## PROVIDED DATA
··········

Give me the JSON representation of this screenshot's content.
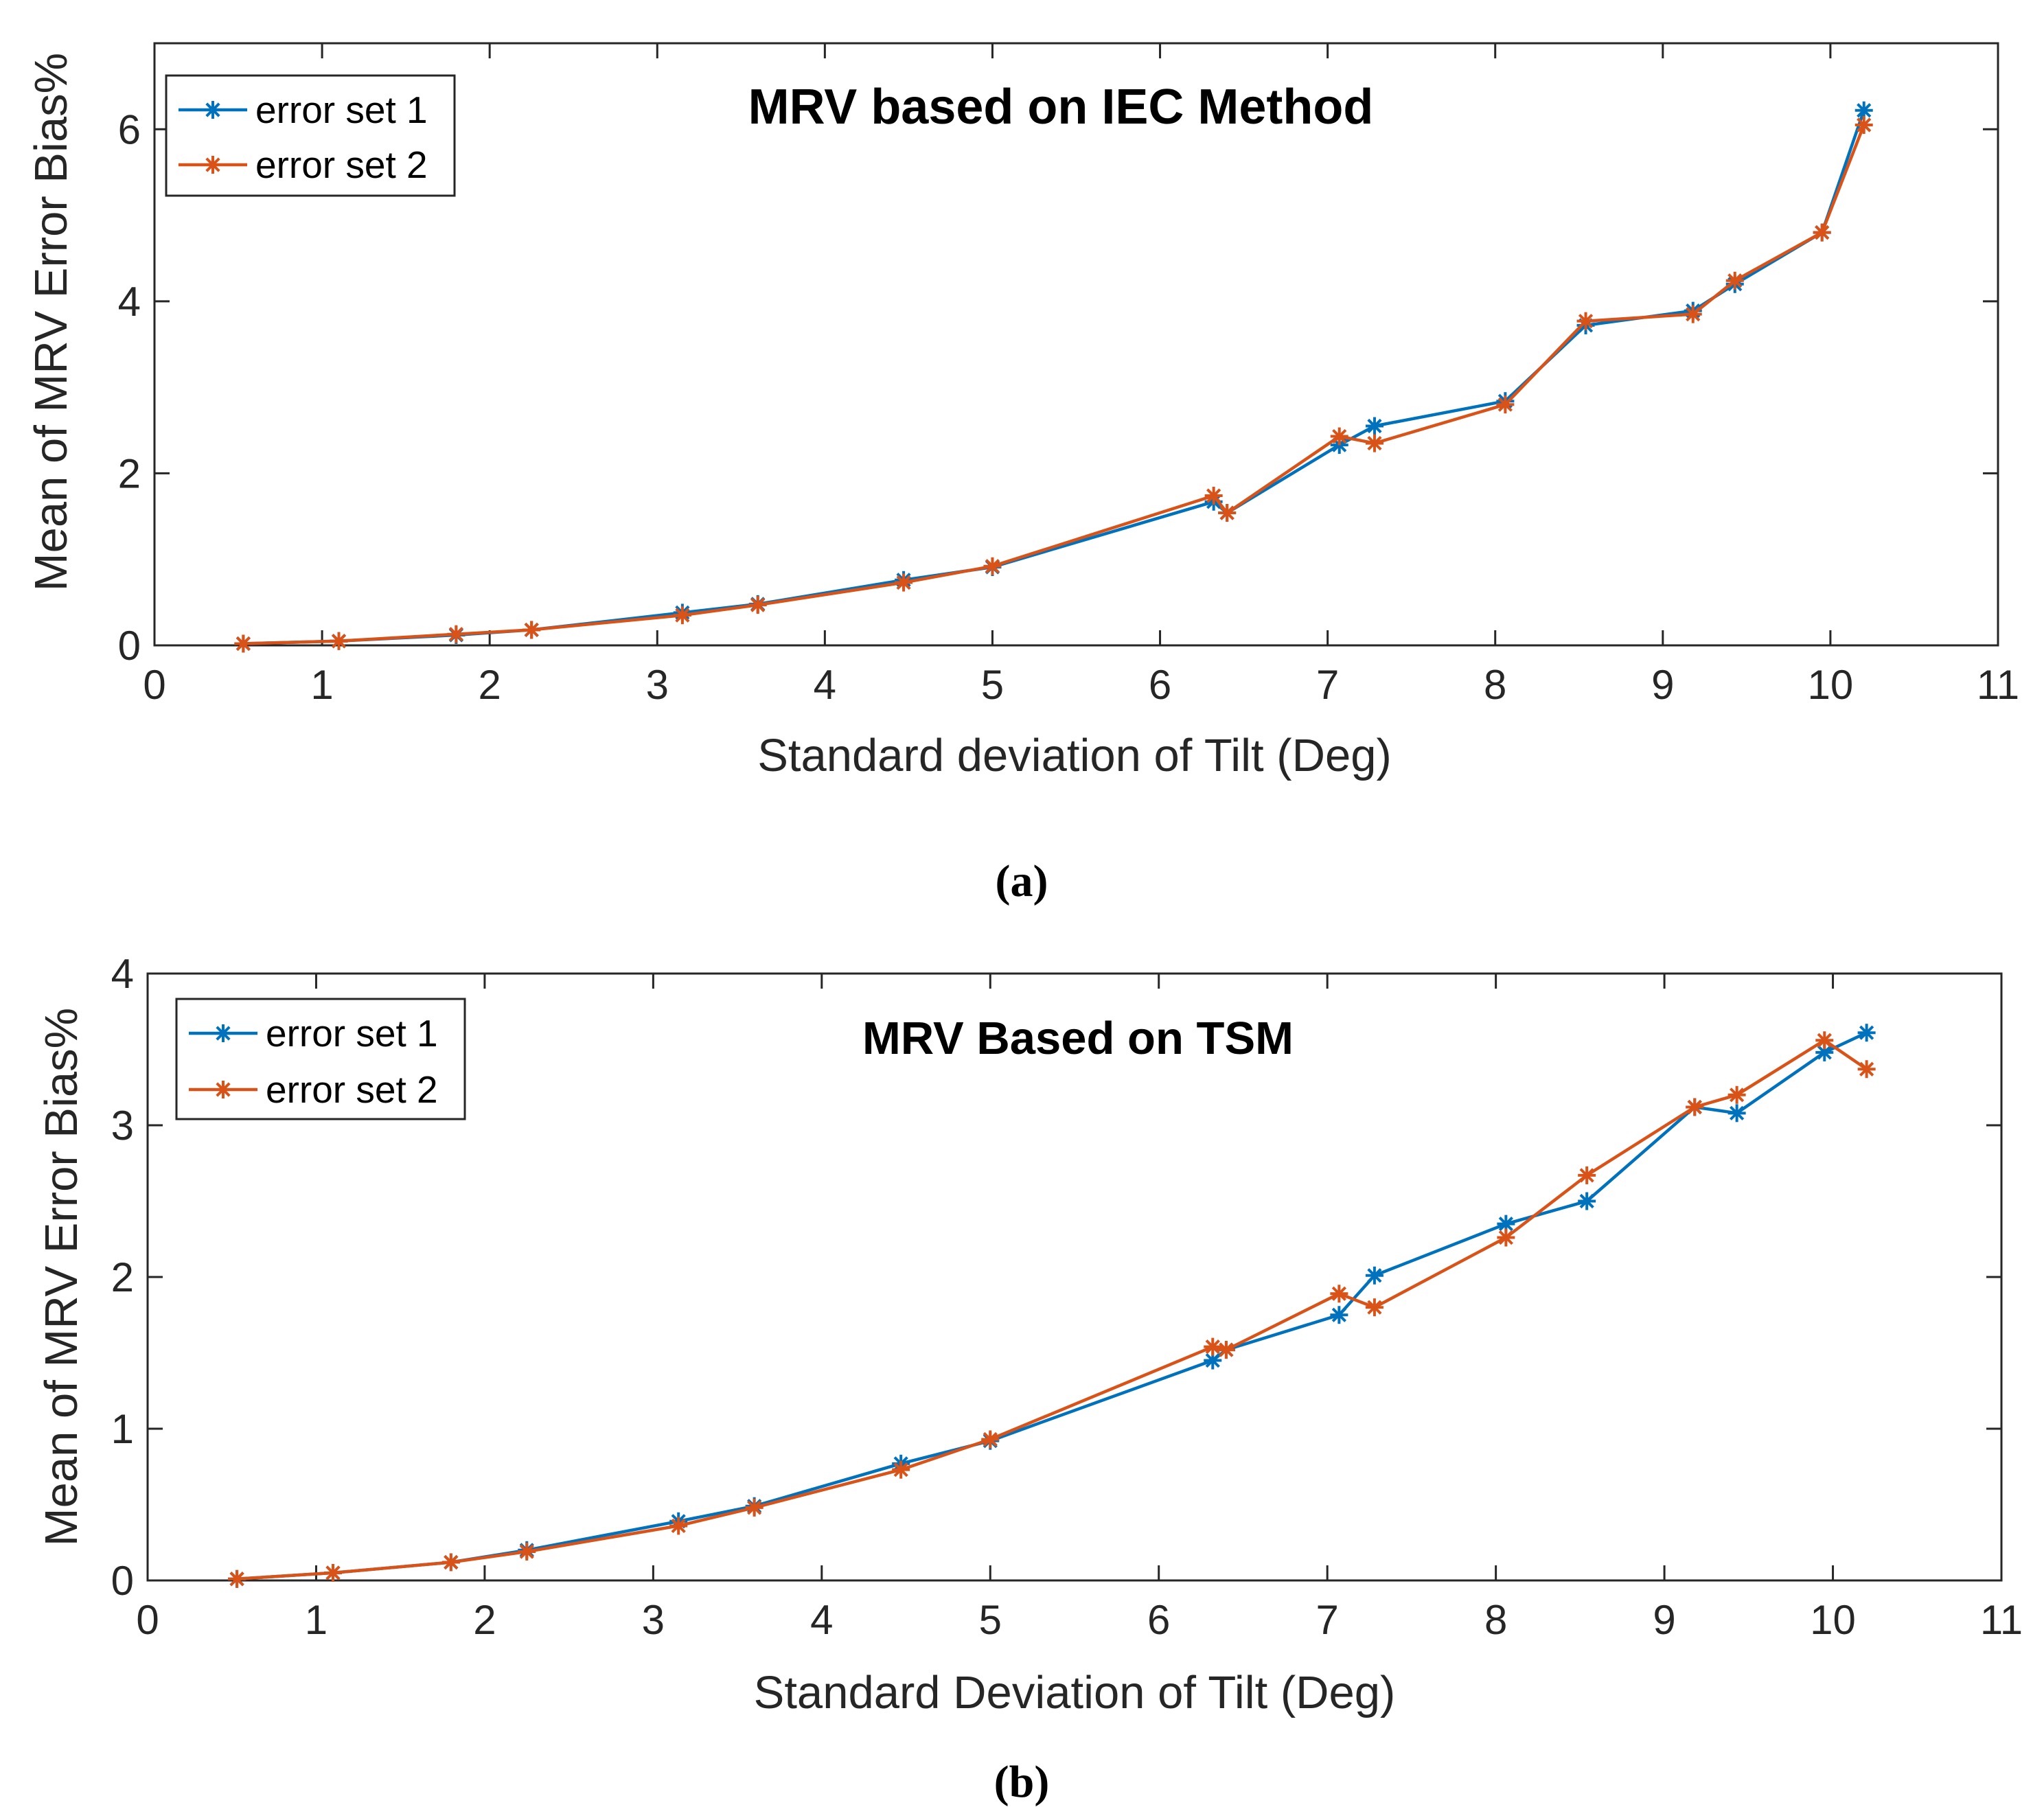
{
  "colors": {
    "series1": "#0072BD",
    "series2": "#D95319",
    "axis": "#262626",
    "background": "#ffffff"
  },
  "chart_data": [
    {
      "type": "line",
      "title": "MRV based on IEC Method",
      "xlabel": "Standard deviation of Tilt (Deg)",
      "ylabel": "Mean of MRV Error Bias%",
      "caption": "(a)",
      "xlim": [
        0,
        11
      ],
      "ylim": [
        0,
        7
      ],
      "xticks": [
        0,
        1,
        2,
        3,
        4,
        5,
        6,
        7,
        8,
        9,
        10,
        11
      ],
      "yticks": [
        0,
        2,
        4,
        6
      ],
      "grid": false,
      "legend_position": "top-left",
      "marker": "asterisk",
      "series": [
        {
          "name": "error set 1",
          "x": [
            0.53,
            1.1,
            1.8,
            2.25,
            3.15,
            3.6,
            4.47,
            5.0,
            6.32,
            6.4,
            7.07,
            7.28,
            8.06,
            8.54,
            9.18,
            9.43,
            9.95,
            10.2
          ],
          "y": [
            0.02,
            0.05,
            0.12,
            0.18,
            0.38,
            0.48,
            0.76,
            0.91,
            1.67,
            1.54,
            2.33,
            2.55,
            2.84,
            3.72,
            3.89,
            4.2,
            4.8,
            6.22
          ]
        },
        {
          "name": "error set 2",
          "x": [
            0.53,
            1.1,
            1.8,
            2.25,
            3.15,
            3.6,
            4.47,
            5.0,
            6.32,
            6.4,
            7.07,
            7.28,
            8.06,
            8.54,
            9.18,
            9.43,
            9.95,
            10.2
          ],
          "y": [
            0.02,
            0.05,
            0.13,
            0.18,
            0.35,
            0.47,
            0.73,
            0.92,
            1.74,
            1.54,
            2.43,
            2.35,
            2.8,
            3.77,
            3.85,
            4.24,
            4.8,
            6.05
          ]
        }
      ]
    },
    {
      "type": "line",
      "title": "MRV Based on TSM",
      "xlabel": "Standard Deviation of Tilt (Deg)",
      "ylabel": "Mean of MRV Error Bias%",
      "caption": "(b)",
      "xlim": [
        0,
        11
      ],
      "ylim": [
        0,
        4
      ],
      "xticks": [
        0,
        1,
        2,
        3,
        4,
        5,
        6,
        7,
        8,
        9,
        10,
        11
      ],
      "yticks": [
        0,
        1,
        2,
        3,
        4
      ],
      "grid": false,
      "legend_position": "top-left",
      "marker": "asterisk",
      "series": [
        {
          "name": "error set 1",
          "x": [
            0.53,
            1.1,
            1.8,
            2.25,
            3.15,
            3.6,
            4.47,
            5.0,
            6.32,
            6.4,
            7.07,
            7.28,
            8.06,
            8.54,
            9.18,
            9.43,
            9.95,
            10.2
          ],
          "y": [
            0.01,
            0.05,
            0.12,
            0.2,
            0.39,
            0.49,
            0.77,
            0.92,
            1.45,
            1.52,
            1.75,
            2.01,
            2.35,
            2.5,
            3.12,
            3.08,
            3.48,
            3.61
          ]
        },
        {
          "name": "error set 2",
          "x": [
            0.53,
            1.1,
            1.8,
            2.25,
            3.15,
            3.6,
            4.47,
            5.0,
            6.32,
            6.4,
            7.07,
            7.28,
            8.06,
            8.54,
            9.18,
            9.43,
            9.95,
            10.2
          ],
          "y": [
            0.01,
            0.05,
            0.12,
            0.19,
            0.36,
            0.48,
            0.73,
            0.93,
            1.54,
            1.52,
            1.89,
            1.8,
            2.26,
            2.67,
            3.12,
            3.2,
            3.56,
            3.37
          ]
        }
      ]
    }
  ]
}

··········

Reproduce the material above verbatim; omit every picture.

## CORRECT RESPONSE
Give me the JSON representation of this screenshot's content.
{
  "colors": {
    "series1": "#0072BD",
    "series2": "#D95319",
    "axis": "#262626",
    "background": "#ffffff"
  },
  "chart_data": [
    {
      "type": "line",
      "title": "MRV based on IEC Method",
      "xlabel": "Standard deviation of Tilt (Deg)",
      "ylabel": "Mean of MRV Error Bias%",
      "caption": "(a)",
      "xlim": [
        0,
        11
      ],
      "ylim": [
        0,
        7
      ],
      "xticks": [
        0,
        1,
        2,
        3,
        4,
        5,
        6,
        7,
        8,
        9,
        10,
        11
      ],
      "yticks": [
        0,
        2,
        4,
        6
      ],
      "grid": false,
      "legend_position": "top-left",
      "marker": "asterisk",
      "series": [
        {
          "name": "error set 1",
          "x": [
            0.53,
            1.1,
            1.8,
            2.25,
            3.15,
            3.6,
            4.47,
            5.0,
            6.32,
            6.4,
            7.07,
            7.28,
            8.06,
            8.54,
            9.18,
            9.43,
            9.95,
            10.2
          ],
          "y": [
            0.02,
            0.05,
            0.12,
            0.18,
            0.38,
            0.48,
            0.76,
            0.91,
            1.67,
            1.54,
            2.33,
            2.55,
            2.84,
            3.72,
            3.89,
            4.2,
            4.8,
            6.22
          ]
        },
        {
          "name": "error set 2",
          "x": [
            0.53,
            1.1,
            1.8,
            2.25,
            3.15,
            3.6,
            4.47,
            5.0,
            6.32,
            6.4,
            7.07,
            7.28,
            8.06,
            8.54,
            9.18,
            9.43,
            9.95,
            10.2
          ],
          "y": [
            0.02,
            0.05,
            0.13,
            0.18,
            0.35,
            0.47,
            0.73,
            0.92,
            1.74,
            1.54,
            2.43,
            2.35,
            2.8,
            3.77,
            3.85,
            4.24,
            4.8,
            6.05
          ]
        }
      ]
    },
    {
      "type": "line",
      "title": "MRV Based on TSM",
      "xlabel": "Standard Deviation of Tilt (Deg)",
      "ylabel": "Mean of MRV Error Bias%",
      "caption": "(b)",
      "xlim": [
        0,
        11
      ],
      "ylim": [
        0,
        4
      ],
      "xticks": [
        0,
        1,
        2,
        3,
        4,
        5,
        6,
        7,
        8,
        9,
        10,
        11
      ],
      "yticks": [
        0,
        1,
        2,
        3,
        4
      ],
      "grid": false,
      "legend_position": "top-left",
      "marker": "asterisk",
      "series": [
        {
          "name": "error set 1",
          "x": [
            0.53,
            1.1,
            1.8,
            2.25,
            3.15,
            3.6,
            4.47,
            5.0,
            6.32,
            6.4,
            7.07,
            7.28,
            8.06,
            8.54,
            9.18,
            9.43,
            9.95,
            10.2
          ],
          "y": [
            0.01,
            0.05,
            0.12,
            0.2,
            0.39,
            0.49,
            0.77,
            0.92,
            1.45,
            1.52,
            1.75,
            2.01,
            2.35,
            2.5,
            3.12,
            3.08,
            3.48,
            3.61
          ]
        },
        {
          "name": "error set 2",
          "x": [
            0.53,
            1.1,
            1.8,
            2.25,
            3.15,
            3.6,
            4.47,
            5.0,
            6.32,
            6.4,
            7.07,
            7.28,
            8.06,
            8.54,
            9.18,
            9.43,
            9.95,
            10.2
          ],
          "y": [
            0.01,
            0.05,
            0.12,
            0.19,
            0.36,
            0.48,
            0.73,
            0.93,
            1.54,
            1.52,
            1.89,
            1.8,
            2.26,
            2.67,
            3.12,
            3.2,
            3.56,
            3.37
          ]
        }
      ]
    }
  ]
}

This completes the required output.